_Given instruction_.
Retype the whole listing verbatim and keep the pictures out of it.

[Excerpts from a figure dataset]
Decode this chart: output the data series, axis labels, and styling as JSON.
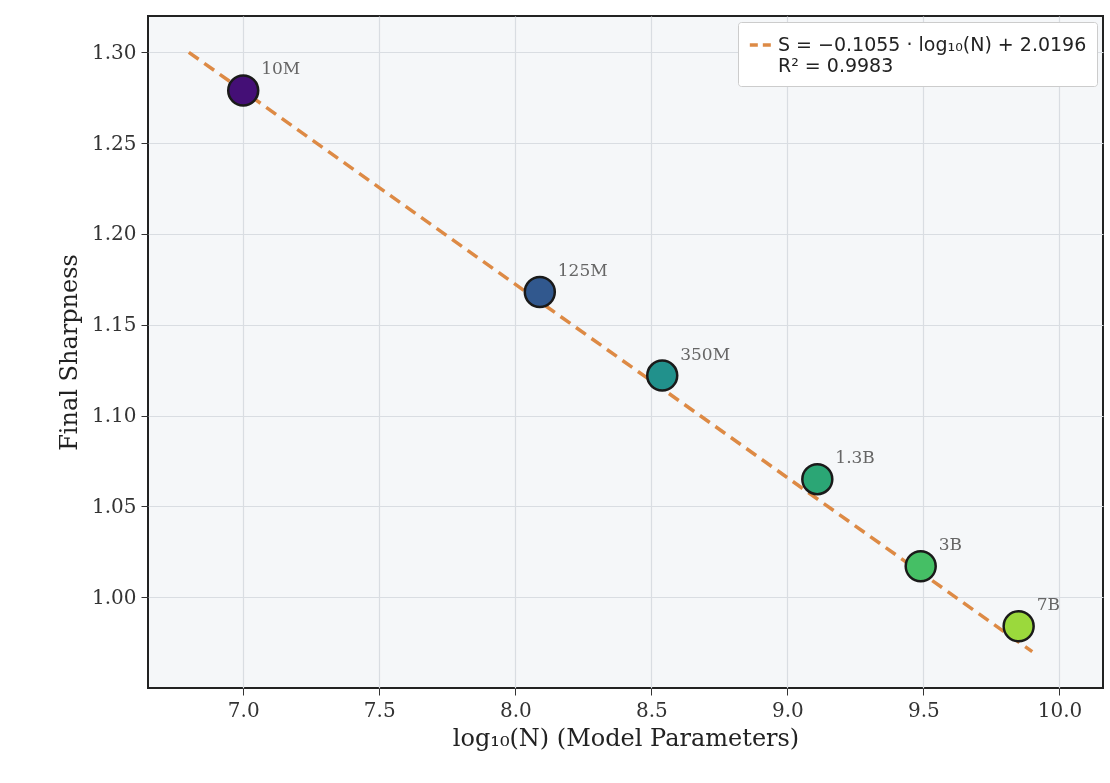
{
  "chart_data": {
    "type": "scatter",
    "xlabel": "log₁₀(N) (Model Parameters)",
    "ylabel": "Final Sharpness",
    "xlim": [
      6.65,
      10.16
    ],
    "ylim": [
      0.95,
      1.32
    ],
    "xticks": [
      {
        "value": 7,
        "label": "7.0"
      },
      {
        "value": 7.5,
        "label": "7.5"
      },
      {
        "value": 8,
        "label": "8.0"
      },
      {
        "value": 8.5,
        "label": "8.5"
      },
      {
        "value": 9,
        "label": "9.0"
      },
      {
        "value": 9.5,
        "label": "9.5"
      },
      {
        "value": 10,
        "label": "10.0"
      }
    ],
    "yticks": [
      {
        "value": 1,
        "label": "1.00"
      },
      {
        "value": 1.05,
        "label": "1.05"
      },
      {
        "value": 1.1,
        "label": "1.10"
      },
      {
        "value": 1.15,
        "label": "1.15"
      },
      {
        "value": 1.2,
        "label": "1.20"
      },
      {
        "value": 1.25,
        "label": "1.25"
      },
      {
        "value": 1.3,
        "label": "1.30"
      }
    ],
    "grid": true,
    "legend": "top right",
    "series": [
      {
        "type": "line",
        "name": "S = −0.1055 · log₁₀(N) + 2.0196\nR² = 0.9983",
        "color": "#dd8a45",
        "line_style": "dashed",
        "marker": "none",
        "x": [
          6.8,
          9.9
        ],
        "values": [
          1.3,
          0.97
        ]
      },
      {
        "marker": "circle",
        "x": [
          7.0,
          8.09,
          8.54,
          9.11,
          9.49,
          9.85
        ],
        "values": [
          1.279,
          1.168,
          1.122,
          1.065,
          1.017,
          0.984
        ],
        "colors": [
          "#440f76",
          "#31588e",
          "#21918c",
          "#2ba675",
          "#45bf65",
          "#9bd93c"
        ]
      }
    ],
    "annotations": [
      {
        "text": "10M",
        "x": 7.0,
        "y": 1.279
      },
      {
        "text": "125M",
        "x": 8.09,
        "y": 1.168
      },
      {
        "text": "350M",
        "x": 8.54,
        "y": 1.122
      },
      {
        "text": "1.3B",
        "x": 9.11,
        "y": 1.065
      },
      {
        "text": "3B",
        "x": 9.49,
        "y": 1.017
      },
      {
        "text": "7B",
        "x": 9.85,
        "y": 0.984
      }
    ]
  }
}
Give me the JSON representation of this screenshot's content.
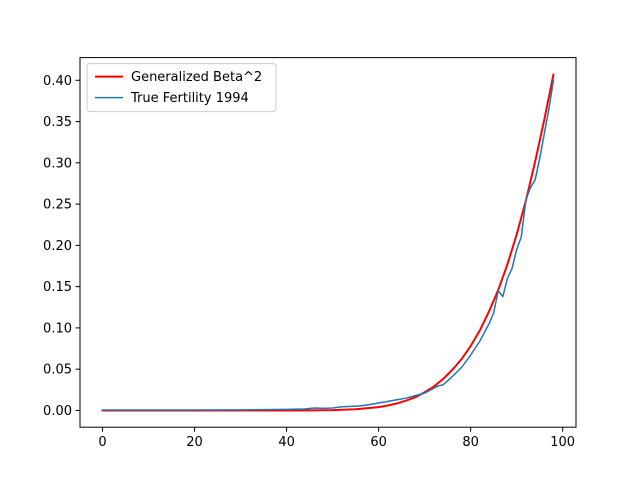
{
  "chart_data": {
    "type": "line",
    "title": "",
    "xlabel": "",
    "ylabel": "",
    "xlim": [
      -4.9,
      102.9
    ],
    "ylim": [
      -0.0203,
      0.4275
    ],
    "xticks": [
      0,
      20,
      40,
      60,
      80,
      100
    ],
    "xtick_labels": [
      "0",
      "20",
      "40",
      "60",
      "80",
      "100"
    ],
    "yticks": [
      0.0,
      0.05,
      0.1,
      0.15,
      0.2,
      0.25,
      0.3,
      0.35,
      0.4
    ],
    "ytick_labels": [
      "0.00",
      "0.05",
      "0.10",
      "0.15",
      "0.20",
      "0.25",
      "0.30",
      "0.35",
      "0.40"
    ],
    "grid": false,
    "legend_position": "top-left",
    "series": [
      {
        "name": "Generalized Beta^2",
        "color": "#ff0000",
        "linewidth": 2,
        "x": [
          0,
          10,
          20,
          30,
          40,
          45,
          50,
          55,
          60,
          62,
          64,
          66,
          68,
          70,
          72,
          74,
          76,
          78,
          80,
          82,
          84,
          86,
          88,
          90,
          92,
          94,
          96,
          98
        ],
        "y": [
          0.0,
          0.0,
          0.0,
          0.0,
          0.0,
          0.0001,
          0.0004,
          0.0015,
          0.004,
          0.006,
          0.0085,
          0.012,
          0.016,
          0.022,
          0.029,
          0.038,
          0.049,
          0.062,
          0.078,
          0.097,
          0.12,
          0.146,
          0.177,
          0.213,
          0.254,
          0.301,
          0.352,
          0.407
        ]
      },
      {
        "name": "True Fertility 1994",
        "color": "#1f77b4",
        "linewidth": 1.5,
        "x": [
          0,
          10,
          20,
          30,
          40,
          44,
          46,
          48,
          50,
          52,
          54,
          56,
          58,
          60,
          62,
          64,
          66,
          68,
          70,
          72,
          73,
          74,
          76,
          78,
          80,
          82,
          84,
          85,
          86,
          87,
          88,
          89,
          90,
          91,
          92,
          93,
          94,
          95,
          96,
          97,
          98
        ],
        "y": [
          0.0005,
          0.0005,
          0.0005,
          0.0007,
          0.0013,
          0.0018,
          0.003,
          0.0025,
          0.003,
          0.0045,
          0.005,
          0.0055,
          0.007,
          0.009,
          0.011,
          0.013,
          0.015,
          0.018,
          0.021,
          0.027,
          0.03,
          0.031,
          0.041,
          0.052,
          0.067,
          0.084,
          0.105,
          0.118,
          0.145,
          0.138,
          0.16,
          0.172,
          0.195,
          0.21,
          0.255,
          0.27,
          0.279,
          0.305,
          0.335,
          0.365,
          0.4
        ]
      }
    ]
  }
}
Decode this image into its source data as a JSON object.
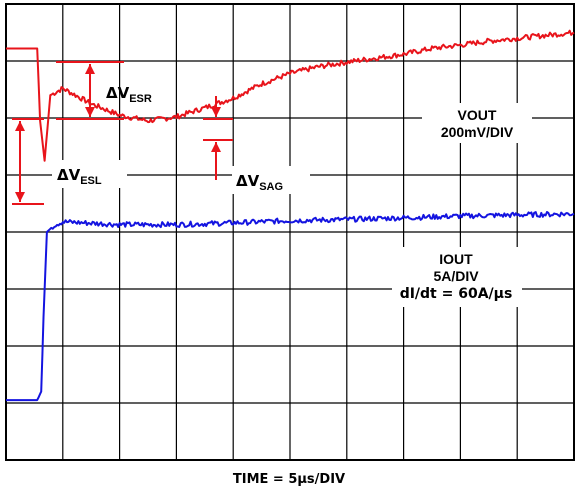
{
  "chart_data": {
    "type": "line",
    "grid": true,
    "x_divisions": 10,
    "y_divisions": 8,
    "xlabel_text": "TIME = 5μs/DIV",
    "series": [
      {
        "name": "VOUT",
        "scale": "200mV/DIV",
        "color": "#e8141b",
        "points": [
          [
            0,
            7.22
          ],
          [
            0.55,
            7.22
          ],
          [
            0.6,
            5.95
          ],
          [
            0.68,
            5.25
          ],
          [
            0.78,
            6.4
          ],
          [
            1.0,
            6.52
          ],
          [
            1.5,
            6.25
          ],
          [
            2.0,
            6.05
          ],
          [
            2.5,
            5.95
          ],
          [
            3.0,
            6.02
          ],
          [
            3.5,
            6.18
          ],
          [
            4.0,
            6.35
          ],
          [
            4.5,
            6.6
          ],
          [
            5.0,
            6.78
          ],
          [
            5.5,
            6.9
          ],
          [
            6.0,
            6.98
          ],
          [
            6.5,
            7.05
          ],
          [
            7.0,
            7.12
          ],
          [
            7.5,
            7.22
          ],
          [
            8.0,
            7.28
          ],
          [
            8.5,
            7.35
          ],
          [
            9.0,
            7.4
          ],
          [
            9.5,
            7.45
          ],
          [
            10.0,
            7.5
          ]
        ]
      },
      {
        "name": "IOUT",
        "scale": "5A/DIV",
        "slew_rate": "dI/dt = 60A/μs",
        "color": "#1414e0",
        "points": [
          [
            0,
            1.05
          ],
          [
            0.55,
            1.05
          ],
          [
            0.62,
            1.2
          ],
          [
            0.66,
            2.5
          ],
          [
            0.72,
            4.0
          ],
          [
            0.85,
            4.12
          ],
          [
            1.0,
            4.18
          ],
          [
            2.0,
            4.13
          ],
          [
            3.0,
            4.13
          ],
          [
            4.0,
            4.16
          ],
          [
            5.0,
            4.2
          ],
          [
            6.0,
            4.22
          ],
          [
            7.0,
            4.25
          ],
          [
            8.0,
            4.28
          ],
          [
            9.0,
            4.3
          ],
          [
            10.0,
            4.32
          ]
        ]
      }
    ],
    "annotations": [
      {
        "id": "esr",
        "main": "ΔV",
        "sub": "ESR"
      },
      {
        "id": "esl",
        "main": "ΔV",
        "sub": "ESL"
      },
      {
        "id": "sag",
        "main": "ΔV",
        "sub": "SAG"
      }
    ]
  }
}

_Result of this task_.
Decode this chart: output the data series, axis labels, and styling as JSON.
{
  "chart_data": {
    "type": "scatter",
    "xlabel": "log₁₀(N) (Model Parameters)",
    "ylabel": "Final Sharpness",
    "xlim": [
      6.65,
      10.16
    ],
    "ylim": [
      0.95,
      1.32
    ],
    "xticks": [
      {
        "value": 7,
        "label": "7.0"
      },
      {
        "value": 7.5,
        "label": "7.5"
      },
      {
        "value": 8,
        "label": "8.0"
      },
      {
        "value": 8.5,
        "label": "8.5"
      },
      {
        "value": 9,
        "label": "9.0"
      },
      {
        "value": 9.5,
        "label": "9.5"
      },
      {
        "value": 10,
        "label": "10.0"
      }
    ],
    "yticks": [
      {
        "value": 1,
        "label": "1.00"
      },
      {
        "value": 1.05,
        "label": "1.05"
      },
      {
        "value": 1.1,
        "label": "1.10"
      },
      {
        "value": 1.15,
        "label": "1.15"
      },
      {
        "value": 1.2,
        "label": "1.20"
      },
      {
        "value": 1.25,
        "label": "1.25"
      },
      {
        "value": 1.3,
        "label": "1.30"
      }
    ],
    "grid": true,
    "legend": "top right",
    "series": [
      {
        "type": "line",
        "name": "S = −0.1055 · log₁₀(N) + 2.0196\nR² = 0.9983",
        "color": "#dd8a45",
        "line_style": "dashed",
        "marker": "none",
        "x": [
          6.8,
          9.9
        ],
        "values": [
          1.3,
          0.97
        ]
      },
      {
        "marker": "circle",
        "x": [
          7.0,
          8.09,
          8.54,
          9.11,
          9.49,
          9.85
        ],
        "values": [
          1.279,
          1.168,
          1.122,
          1.065,
          1.017,
          0.984
        ],
        "colors": [
          "#440f76",
          "#31588e",
          "#21918c",
          "#2ba675",
          "#45bf65",
          "#9bd93c"
        ]
      }
    ],
    "annotations": [
      {
        "text": "10M",
        "x": 7.0,
        "y": 1.279
      },
      {
        "text": "125M",
        "x": 8.09,
        "y": 1.168
      },
      {
        "text": "350M",
        "x": 8.54,
        "y": 1.122
      },
      {
        "text": "1.3B",
        "x": 9.11,
        "y": 1.065
      },
      {
        "text": "3B",
        "x": 9.49,
        "y": 1.017
      },
      {
        "text": "7B",
        "x": 9.85,
        "y": 0.984
      }
    ]
  }
}
Give me the JSON representation of this screenshot's content.
{
  "chart_data": {
    "type": "line",
    "title": "",
    "xlabel": "",
    "ylabel": "",
    "xlim": [
      -4.9,
      102.9
    ],
    "ylim": [
      -0.0203,
      0.4275
    ],
    "xticks": [
      0,
      20,
      40,
      60,
      80,
      100
    ],
    "xtick_labels": [
      "0",
      "20",
      "40",
      "60",
      "80",
      "100"
    ],
    "yticks": [
      0.0,
      0.05,
      0.1,
      0.15,
      0.2,
      0.25,
      0.3,
      0.35,
      0.4
    ],
    "ytick_labels": [
      "0.00",
      "0.05",
      "0.10",
      "0.15",
      "0.20",
      "0.25",
      "0.30",
      "0.35",
      "0.40"
    ],
    "grid": false,
    "legend_position": "top-left",
    "series": [
      {
        "name": "Generalized Beta^2",
        "color": "#ff0000",
        "linewidth": 2,
        "x": [
          0,
          10,
          20,
          30,
          40,
          45,
          50,
          55,
          60,
          62,
          64,
          66,
          68,
          70,
          72,
          74,
          76,
          78,
          80,
          82,
          84,
          86,
          88,
          90,
          92,
          94,
          96,
          98
        ],
        "y": [
          0.0,
          0.0,
          0.0,
          0.0,
          0.0,
          0.0001,
          0.0004,
          0.0015,
          0.004,
          0.006,
          0.0085,
          0.012,
          0.016,
          0.022,
          0.029,
          0.038,
          0.049,
          0.062,
          0.078,
          0.097,
          0.12,
          0.146,
          0.177,
          0.213,
          0.254,
          0.301,
          0.352,
          0.407
        ]
      },
      {
        "name": "True Fertility 1994",
        "color": "#1f77b4",
        "linewidth": 1.5,
        "x": [
          0,
          10,
          20,
          30,
          40,
          44,
          46,
          48,
          50,
          52,
          54,
          56,
          58,
          60,
          62,
          64,
          66,
          68,
          70,
          72,
          73,
          74,
          76,
          78,
          80,
          82,
          84,
          85,
          86,
          87,
          88,
          89,
          90,
          91,
          92,
          93,
          94,
          95,
          96,
          97,
          98
        ],
        "y": [
          0.0005,
          0.0005,
          0.0005,
          0.0007,
          0.0013,
          0.0018,
          0.003,
          0.0025,
          0.003,
          0.0045,
          0.005,
          0.0055,
          0.007,
          0.009,
          0.011,
          0.013,
          0.015,
          0.018,
          0.021,
          0.027,
          0.03,
          0.031,
          0.041,
          0.052,
          0.067,
          0.084,
          0.105,
          0.118,
          0.145,
          0.138,
          0.16,
          0.172,
          0.195,
          0.21,
          0.255,
          0.27,
          0.279,
          0.305,
          0.335,
          0.365,
          0.4
        ]
      }
    ]
  }
}
Decode this image into its source data as a JSON object.
{
  "chart_data": {
    "type": "line",
    "grid": true,
    "x_divisions": 10,
    "y_divisions": 8,
    "xlabel_text": "TIME = 5μs/DIV",
    "series": [
      {
        "name": "VOUT",
        "scale": "200mV/DIV",
        "color": "#e8141b",
        "points": [
          [
            0,
            7.22
          ],
          [
            0.55,
            7.22
          ],
          [
            0.6,
            5.95
          ],
          [
            0.68,
            5.25
          ],
          [
            0.78,
            6.4
          ],
          [
            1.0,
            6.52
          ],
          [
            1.5,
            6.25
          ],
          [
            2.0,
            6.05
          ],
          [
            2.5,
            5.95
          ],
          [
            3.0,
            6.02
          ],
          [
            3.5,
            6.18
          ],
          [
            4.0,
            6.35
          ],
          [
            4.5,
            6.6
          ],
          [
            5.0,
            6.78
          ],
          [
            5.5,
            6.9
          ],
          [
            6.0,
            6.98
          ],
          [
            6.5,
            7.05
          ],
          [
            7.0,
            7.12
          ],
          [
            7.5,
            7.22
          ],
          [
            8.0,
            7.28
          ],
          [
            8.5,
            7.35
          ],
          [
            9.0,
            7.4
          ],
          [
            9.5,
            7.45
          ],
          [
            10.0,
            7.5
          ]
        ]
      },
      {
        "name": "IOUT",
        "scale": "5A/DIV",
        "slew_rate": "dI/dt = 60A/μs",
        "color": "#1414e0",
        "points": [
          [
            0,
            1.05
          ],
          [
            0.55,
            1.05
          ],
          [
            0.62,
            1.2
          ],
          [
            0.66,
            2.5
          ],
          [
            0.72,
            4.0
          ],
          [
            0.85,
            4.12
          ],
          [
            1.0,
            4.18
          ],
          [
            2.0,
            4.13
          ],
          [
            3.0,
            4.13
          ],
          [
            4.0,
            4.16
          ],
          [
            5.0,
            4.2
          ],
          [
            6.0,
            4.22
          ],
          [
            7.0,
            4.25
          ],
          [
            8.0,
            4.28
          ],
          [
            9.0,
            4.3
          ],
          [
            10.0,
            4.32
          ]
        ]
      }
    ],
    "annotations": [
      {
        "id": "esr",
        "main": "ΔV",
        "sub": "ESR"
      },
      {
        "id": "esl",
        "main": "ΔV",
        "sub": "ESL"
      },
      {
        "id": "sag",
        "main": "ΔV",
        "sub": "SAG"
      }
    ]
  }
}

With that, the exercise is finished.